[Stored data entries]
————

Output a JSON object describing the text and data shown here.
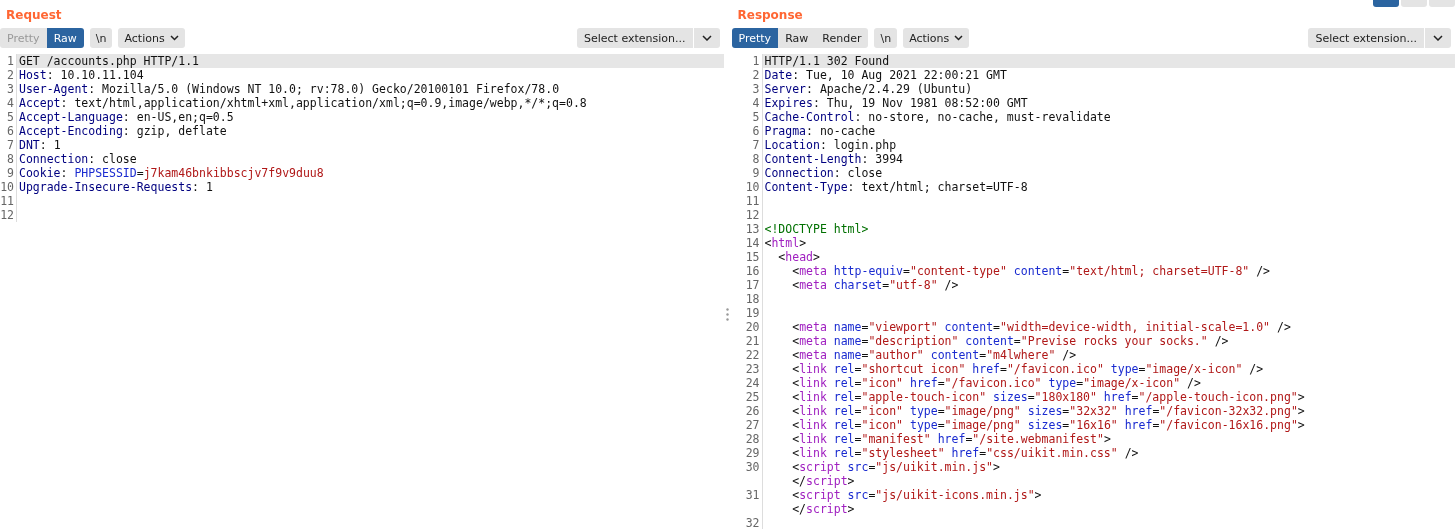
{
  "layout_buttons": [
    {
      "selected": true
    },
    {
      "selected": false
    },
    {
      "selected": false
    }
  ],
  "panes": [
    {
      "title": "Request",
      "view_tabs": [
        {
          "label": "Pretty",
          "selected": false
        },
        {
          "label": "Raw",
          "selected": true
        }
      ],
      "newline_toggle": "\\n",
      "actions": "Actions",
      "extension": "Select extension...",
      "lines": [
        {
          "number": "1",
          "selected": true,
          "rows": [
            [
              {
                "kind": "plain",
                "text": "GET /accounts.php HTTP/1.1"
              }
            ]
          ]
        },
        {
          "number": "2",
          "selected": false,
          "rows": [
            [
              {
                "kind": "header",
                "text": "Host"
              },
              {
                "kind": "plain",
                "text": ": 10.10.11.104"
              }
            ]
          ]
        },
        {
          "number": "3",
          "selected": false,
          "rows": [
            [
              {
                "kind": "header",
                "text": "User-Agent"
              },
              {
                "kind": "plain",
                "text": ": Mozilla/5.0 (Windows NT 10.0; rv:78.0) Gecko/20100101 Firefox/78.0"
              }
            ]
          ]
        },
        {
          "number": "4",
          "selected": false,
          "rows": [
            [
              {
                "kind": "header",
                "text": "Accept"
              },
              {
                "kind": "plain",
                "text": ": text/html,application/xhtml+xml,application/xml;q=0.9,image/webp,*/*;q=0.8"
              }
            ]
          ]
        },
        {
          "number": "5",
          "selected": false,
          "rows": [
            [
              {
                "kind": "header",
                "text": "Accept-Language"
              },
              {
                "kind": "plain",
                "text": ": en-US,en;q=0.5"
              }
            ]
          ]
        },
        {
          "number": "6",
          "selected": false,
          "rows": [
            [
              {
                "kind": "header",
                "text": "Accept-Encoding"
              },
              {
                "kind": "plain",
                "text": ": gzip, deflate"
              }
            ]
          ]
        },
        {
          "number": "7",
          "selected": false,
          "rows": [
            [
              {
                "kind": "header",
                "text": "DNT"
              },
              {
                "kind": "plain",
                "text": ": 1"
              }
            ]
          ]
        },
        {
          "number": "8",
          "selected": false,
          "rows": [
            [
              {
                "kind": "header",
                "text": "Connection"
              },
              {
                "kind": "plain",
                "text": ": close"
              }
            ]
          ]
        },
        {
          "number": "9",
          "selected": false,
          "rows": [
            [
              {
                "kind": "header",
                "text": "Cookie"
              },
              {
                "kind": "plain",
                "text": ": "
              },
              {
                "kind": "attr",
                "text": "PHPSESSID"
              },
              {
                "kind": "plain",
                "text": "="
              },
              {
                "kind": "value",
                "text": "j7kam46bnkibbscjv7f9v9duu8"
              }
            ]
          ]
        },
        {
          "number": "10",
          "selected": false,
          "rows": [
            [
              {
                "kind": "header",
                "text": "Upgrade-Insecure-Requests"
              },
              {
                "kind": "plain",
                "text": ": 1"
              }
            ]
          ]
        },
        {
          "number": "11",
          "selected": false
        },
        {
          "number": "12",
          "selected": false
        }
      ]
    },
    {
      "title": "Response",
      "view_tabs": [
        {
          "label": "Pretty",
          "selected": true
        },
        {
          "label": "Raw",
          "selected": false
        },
        {
          "label": "Render",
          "selected": false
        }
      ],
      "newline_toggle": "\\n",
      "actions": "Actions",
      "extension": "Select extension...",
      "lines": [
        {
          "number": "1",
          "selected": true,
          "rows": [
            [
              {
                "kind": "plain",
                "text": "HTTP/1.1 302 Found"
              }
            ]
          ]
        },
        {
          "number": "2",
          "selected": false,
          "rows": [
            [
              {
                "kind": "header",
                "text": "Date"
              },
              {
                "kind": "plain",
                "text": ": Tue, 10 Aug 2021 22:00:21 GMT"
              }
            ]
          ]
        },
        {
          "number": "3",
          "selected": false,
          "rows": [
            [
              {
                "kind": "header",
                "text": "Server"
              },
              {
                "kind": "plain",
                "text": ": Apache/2.4.29 (Ubuntu)"
              }
            ]
          ]
        },
        {
          "number": "4",
          "selected": false,
          "rows": [
            [
              {
                "kind": "header",
                "text": "Expires"
              },
              {
                "kind": "plain",
                "text": ": Thu, 19 Nov 1981 08:52:00 GMT"
              }
            ]
          ]
        },
        {
          "number": "5",
          "selected": false,
          "rows": [
            [
              {
                "kind": "header",
                "text": "Cache-Control"
              },
              {
                "kind": "plain",
                "text": ": no-store, no-cache, must-revalidate"
              }
            ]
          ]
        },
        {
          "number": "6",
          "selected": false,
          "rows": [
            [
              {
                "kind": "header",
                "text": "Pragma"
              },
              {
                "kind": "plain",
                "text": ": no-cache"
              }
            ]
          ]
        },
        {
          "number": "7",
          "selected": false,
          "rows": [
            [
              {
                "kind": "header",
                "text": "Location"
              },
              {
                "kind": "plain",
                "text": ": login.php"
              }
            ]
          ]
        },
        {
          "number": "8",
          "selected": false,
          "rows": [
            [
              {
                "kind": "header",
                "text": "Content-Length"
              },
              {
                "kind": "plain",
                "text": ": 3994"
              }
            ]
          ]
        },
        {
          "number": "9",
          "selected": false,
          "rows": [
            [
              {
                "kind": "header",
                "text": "Connection"
              },
              {
                "kind": "plain",
                "text": ": close"
              }
            ]
          ]
        },
        {
          "number": "10",
          "selected": false,
          "rows": [
            [
              {
                "kind": "header",
                "text": "Content-Type"
              },
              {
                "kind": "plain",
                "text": ": text/html; charset=UTF-8"
              }
            ]
          ]
        },
        {
          "number": "11",
          "selected": false
        },
        {
          "number": "12",
          "selected": false
        },
        {
          "number": "13",
          "selected": false,
          "rows": [
            [
              {
                "kind": "doctype",
                "text": "<!DOCTYPE html>"
              }
            ]
          ]
        },
        {
          "number": "14",
          "selected": false,
          "rows": [
            [
              {
                "kind": "plain",
                "text": "<"
              },
              {
                "kind": "tag",
                "text": "html"
              },
              {
                "kind": "plain",
                "text": ">"
              }
            ]
          ]
        },
        {
          "number": "15",
          "selected": false,
          "rows": [
            [
              {
                "kind": "plain",
                "text": "  <"
              },
              {
                "kind": "tag",
                "text": "head"
              },
              {
                "kind": "plain",
                "text": ">"
              }
            ]
          ]
        },
        {
          "number": "16",
          "selected": false,
          "rows": [
            [
              {
                "kind": "plain",
                "text": "    <"
              },
              {
                "kind": "tag",
                "text": "meta"
              },
              {
                "kind": "plain",
                "text": " "
              },
              {
                "kind": "attr",
                "text": "http-equiv"
              },
              {
                "kind": "plain",
                "text": "="
              },
              {
                "kind": "value",
                "text": "\"content-type\""
              },
              {
                "kind": "plain",
                "text": " "
              },
              {
                "kind": "attr",
                "text": "content"
              },
              {
                "kind": "plain",
                "text": "="
              },
              {
                "kind": "value",
                "text": "\"text/html; charset=UTF-8\""
              },
              {
                "kind": "plain",
                "text": " />"
              }
            ]
          ]
        },
        {
          "number": "17",
          "selected": false,
          "rows": [
            [
              {
                "kind": "plain",
                "text": "    <"
              },
              {
                "kind": "tag",
                "text": "meta"
              },
              {
                "kind": "plain",
                "text": " "
              },
              {
                "kind": "attr",
                "text": "charset"
              },
              {
                "kind": "plain",
                "text": "="
              },
              {
                "kind": "value",
                "text": "\"utf-8\""
              },
              {
                "kind": "plain",
                "text": " />"
              }
            ]
          ]
        },
        {
          "number": "18",
          "selected": false
        },
        {
          "number": "19",
          "selected": false
        },
        {
          "number": "20",
          "selected": false,
          "rows": [
            [
              {
                "kind": "plain",
                "text": "    <"
              },
              {
                "kind": "tag",
                "text": "meta"
              },
              {
                "kind": "plain",
                "text": " "
              },
              {
                "kind": "attr",
                "text": "name"
              },
              {
                "kind": "plain",
                "text": "="
              },
              {
                "kind": "value",
                "text": "\"viewport\""
              },
              {
                "kind": "plain",
                "text": " "
              },
              {
                "kind": "attr",
                "text": "content"
              },
              {
                "kind": "plain",
                "text": "="
              },
              {
                "kind": "value",
                "text": "\"width=device-width, initial-scale=1.0\""
              },
              {
                "kind": "plain",
                "text": " />"
              }
            ]
          ]
        },
        {
          "number": "21",
          "selected": false,
          "rows": [
            [
              {
                "kind": "plain",
                "text": "    <"
              },
              {
                "kind": "tag",
                "text": "meta"
              },
              {
                "kind": "plain",
                "text": " "
              },
              {
                "kind": "attr",
                "text": "name"
              },
              {
                "kind": "plain",
                "text": "="
              },
              {
                "kind": "value",
                "text": "\"description\""
              },
              {
                "kind": "plain",
                "text": " "
              },
              {
                "kind": "attr",
                "text": "content"
              },
              {
                "kind": "plain",
                "text": "="
              },
              {
                "kind": "value",
                "text": "\"Previse rocks your socks.\""
              },
              {
                "kind": "plain",
                "text": " />"
              }
            ]
          ]
        },
        {
          "number": "22",
          "selected": false,
          "rows": [
            [
              {
                "kind": "plain",
                "text": "    <"
              },
              {
                "kind": "tag",
                "text": "meta"
              },
              {
                "kind": "plain",
                "text": " "
              },
              {
                "kind": "attr",
                "text": "name"
              },
              {
                "kind": "plain",
                "text": "="
              },
              {
                "kind": "value",
                "text": "\"author\""
              },
              {
                "kind": "plain",
                "text": " "
              },
              {
                "kind": "attr",
                "text": "content"
              },
              {
                "kind": "plain",
                "text": "="
              },
              {
                "kind": "value",
                "text": "\"m4lwhere\""
              },
              {
                "kind": "plain",
                "text": " />"
              }
            ]
          ]
        },
        {
          "number": "23",
          "selected": false,
          "rows": [
            [
              {
                "kind": "plain",
                "text": "    <"
              },
              {
                "kind": "tag",
                "text": "link"
              },
              {
                "kind": "plain",
                "text": " "
              },
              {
                "kind": "attr",
                "text": "rel"
              },
              {
                "kind": "plain",
                "text": "="
              },
              {
                "kind": "value",
                "text": "\"shortcut icon\""
              },
              {
                "kind": "plain",
                "text": " "
              },
              {
                "kind": "attr",
                "text": "href"
              },
              {
                "kind": "plain",
                "text": "="
              },
              {
                "kind": "value",
                "text": "\"/favicon.ico\""
              },
              {
                "kind": "plain",
                "text": " "
              },
              {
                "kind": "attr",
                "text": "type"
              },
              {
                "kind": "plain",
                "text": "="
              },
              {
                "kind": "value",
                "text": "\"image/x-icon\""
              },
              {
                "kind": "plain",
                "text": " />"
              }
            ]
          ]
        },
        {
          "number": "24",
          "selected": false,
          "rows": [
            [
              {
                "kind": "plain",
                "text": "    <"
              },
              {
                "kind": "tag",
                "text": "link"
              },
              {
                "kind": "plain",
                "text": " "
              },
              {
                "kind": "attr",
                "text": "rel"
              },
              {
                "kind": "plain",
                "text": "="
              },
              {
                "kind": "value",
                "text": "\"icon\""
              },
              {
                "kind": "plain",
                "text": " "
              },
              {
                "kind": "attr",
                "text": "href"
              },
              {
                "kind": "plain",
                "text": "="
              },
              {
                "kind": "value",
                "text": "\"/favicon.ico\""
              },
              {
                "kind": "plain",
                "text": " "
              },
              {
                "kind": "attr",
                "text": "type"
              },
              {
                "kind": "plain",
                "text": "="
              },
              {
                "kind": "value",
                "text": "\"image/x-icon\""
              },
              {
                "kind": "plain",
                "text": " />"
              }
            ]
          ]
        },
        {
          "number": "25",
          "selected": false,
          "rows": [
            [
              {
                "kind": "plain",
                "text": "    <"
              },
              {
                "kind": "tag",
                "text": "link"
              },
              {
                "kind": "plain",
                "text": " "
              },
              {
                "kind": "attr",
                "text": "rel"
              },
              {
                "kind": "plain",
                "text": "="
              },
              {
                "kind": "value",
                "text": "\"apple-touch-icon\""
              },
              {
                "kind": "plain",
                "text": " "
              },
              {
                "kind": "attr",
                "text": "sizes"
              },
              {
                "kind": "plain",
                "text": "="
              },
              {
                "kind": "value",
                "text": "\"180x180\""
              },
              {
                "kind": "plain",
                "text": " "
              },
              {
                "kind": "attr",
                "text": "href"
              },
              {
                "kind": "plain",
                "text": "="
              },
              {
                "kind": "value",
                "text": "\"/apple-touch-icon.png\""
              },
              {
                "kind": "plain",
                "text": ">"
              }
            ]
          ]
        },
        {
          "number": "26",
          "selected": false,
          "rows": [
            [
              {
                "kind": "plain",
                "text": "    <"
              },
              {
                "kind": "tag",
                "text": "link"
              },
              {
                "kind": "plain",
                "text": " "
              },
              {
                "kind": "attr",
                "text": "rel"
              },
              {
                "kind": "plain",
                "text": "="
              },
              {
                "kind": "value",
                "text": "\"icon\""
              },
              {
                "kind": "plain",
                "text": " "
              },
              {
                "kind": "attr",
                "text": "type"
              },
              {
                "kind": "plain",
                "text": "="
              },
              {
                "kind": "value",
                "text": "\"image/png\""
              },
              {
                "kind": "plain",
                "text": " "
              },
              {
                "kind": "attr",
                "text": "sizes"
              },
              {
                "kind": "plain",
                "text": "="
              },
              {
                "kind": "value",
                "text": "\"32x32\""
              },
              {
                "kind": "plain",
                "text": " "
              },
              {
                "kind": "attr",
                "text": "href"
              },
              {
                "kind": "plain",
                "text": "="
              },
              {
                "kind": "value",
                "text": "\"/favicon-32x32.png\""
              },
              {
                "kind": "plain",
                "text": ">"
              }
            ]
          ]
        },
        {
          "number": "27",
          "selected": false,
          "rows": [
            [
              {
                "kind": "plain",
                "text": "    <"
              },
              {
                "kind": "tag",
                "text": "link"
              },
              {
                "kind": "plain",
                "text": " "
              },
              {
                "kind": "attr",
                "text": "rel"
              },
              {
                "kind": "plain",
                "text": "="
              },
              {
                "kind": "value",
                "text": "\"icon\""
              },
              {
                "kind": "plain",
                "text": " "
              },
              {
                "kind": "attr",
                "text": "type"
              },
              {
                "kind": "plain",
                "text": "="
              },
              {
                "kind": "value",
                "text": "\"image/png\""
              },
              {
                "kind": "plain",
                "text": " "
              },
              {
                "kind": "attr",
                "text": "sizes"
              },
              {
                "kind": "plain",
                "text": "="
              },
              {
                "kind": "value",
                "text": "\"16x16\""
              },
              {
                "kind": "plain",
                "text": " "
              },
              {
                "kind": "attr",
                "text": "href"
              },
              {
                "kind": "plain",
                "text": "="
              },
              {
                "kind": "value",
                "text": "\"/favicon-16x16.png\""
              },
              {
                "kind": "plain",
                "text": ">"
              }
            ]
          ]
        },
        {
          "number": "28",
          "selected": false,
          "rows": [
            [
              {
                "kind": "plain",
                "text": "    <"
              },
              {
                "kind": "tag",
                "text": "link"
              },
              {
                "kind": "plain",
                "text": " "
              },
              {
                "kind": "attr",
                "text": "rel"
              },
              {
                "kind": "plain",
                "text": "="
              },
              {
                "kind": "value",
                "text": "\"manifest\""
              },
              {
                "kind": "plain",
                "text": " "
              },
              {
                "kind": "attr",
                "text": "href"
              },
              {
                "kind": "plain",
                "text": "="
              },
              {
                "kind": "value",
                "text": "\"/site.webmanifest\""
              },
              {
                "kind": "plain",
                "text": ">"
              }
            ]
          ]
        },
        {
          "number": "29",
          "selected": false,
          "rows": [
            [
              {
                "kind": "plain",
                "text": "    <"
              },
              {
                "kind": "tag",
                "text": "link"
              },
              {
                "kind": "plain",
                "text": " "
              },
              {
                "kind": "attr",
                "text": "rel"
              },
              {
                "kind": "plain",
                "text": "="
              },
              {
                "kind": "value",
                "text": "\"stylesheet\""
              },
              {
                "kind": "plain",
                "text": " "
              },
              {
                "kind": "attr",
                "text": "href"
              },
              {
                "kind": "plain",
                "text": "="
              },
              {
                "kind": "value",
                "text": "\"css/uikit.min.css\""
              },
              {
                "kind": "plain",
                "text": " />"
              }
            ]
          ]
        },
        {
          "number": "30",
          "selected": false,
          "rows": [
            [
              {
                "kind": "plain",
                "text": "    <"
              },
              {
                "kind": "tag",
                "text": "script"
              },
              {
                "kind": "plain",
                "text": " "
              },
              {
                "kind": "attr",
                "text": "src"
              },
              {
                "kind": "plain",
                "text": "="
              },
              {
                "kind": "value",
                "text": "\"js/uikit.min.js\""
              },
              {
                "kind": "plain",
                "text": ">"
              }
            ],
            [
              {
                "kind": "plain",
                "text": "    </"
              },
              {
                "kind": "tag",
                "text": "script"
              },
              {
                "kind": "plain",
                "text": ">"
              }
            ]
          ]
        },
        {
          "number": "31",
          "selected": false,
          "rows": [
            [
              {
                "kind": "plain",
                "text": "    <"
              },
              {
                "kind": "tag",
                "text": "script"
              },
              {
                "kind": "plain",
                "text": " "
              },
              {
                "kind": "attr",
                "text": "src"
              },
              {
                "kind": "plain",
                "text": "="
              },
              {
                "kind": "value",
                "text": "\"js/uikit-icons.min.js\""
              },
              {
                "kind": "plain",
                "text": ">"
              }
            ],
            [
              {
                "kind": "plain",
                "text": "    </"
              },
              {
                "kind": "tag",
                "text": "script"
              },
              {
                "kind": "plain",
                "text": ">"
              }
            ]
          ]
        },
        {
          "number": "32",
          "selected": false
        }
      ]
    }
  ]
}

————

Provide solely the number of lines in the data that include the word "Accept".

3